- Document segment:
******

What’s worked for tourism has not for exports


With a 7.5-billion-euro bailout tranche virtually secured, Greece could settle down on Friday to watch the start of the Euro 2016 soccer tournament without any concerns about whether the loan will be disbursed. The Greek national team has not qualified for this year’s edition of the European Championships, which means local viewers will perhaps follow the event with a tinge of sadness that Greece finds itself shut out of European proceedings – a common theme in political and economic developments over the last few years.

The road to recovery for Greece (the country, rather than the soccer team) runs through its tormented economy. In the past, Greek success on the pitch (triumph at Euro 2004, qualification for Euro 2008 and quarterfinals at Euro 2012) has been the result of blending several strengths: good organization, team spirit, a strong defense and effectiveness in counter-attacks and set pieces. In contrast, Greece’s economy seems like a one-trick pony that repeatedly relies on a thriving tourism sector to get it out of trouble.

******

- Aim of the task: Carry on the article about Greece's economy, tourism and exports from the point where it stops.

- Supplied information:
******

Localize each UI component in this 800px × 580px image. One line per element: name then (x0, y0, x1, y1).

******

- Response to this exercise:
According to a report earlier this year by the World Travel and Tourism Council (WTTC), travel and tourism directly contributed 13.3 billion euros (or 7.6 percent of gross domestic product) to the Greek economy in 2015.

However, when one also takes into account the indirect and “induced” economic impact – which includes factors such as investment and the supply chain involved in providing for the tourism sector – the contribution is seen at an impressive 32.5 billion euros, which is close to a fifth of the GDP.

Tourism is largely delivering again this year. Travel receipts for the first quarter surpassed 500 million euros, matching the performance of the same period last year, aided by increases in the number of arrivals from Russia and the US, as well as the UK, France and Germany.

According to the Association of Hellenic Tourism Enterprises (SETE), international tourism arrivals at the main Greek airports grew by 6.5 percent in April year-on-year and by 7.6 percent over the first four months of the year compared to 2015.

That is not to say it has all been plain sailing. The recent protests against the privatization of Piraeus Port Authority (OLP), the refugee crisis and the general uncertainty surrounding Greece over the last few months have caused setbacks.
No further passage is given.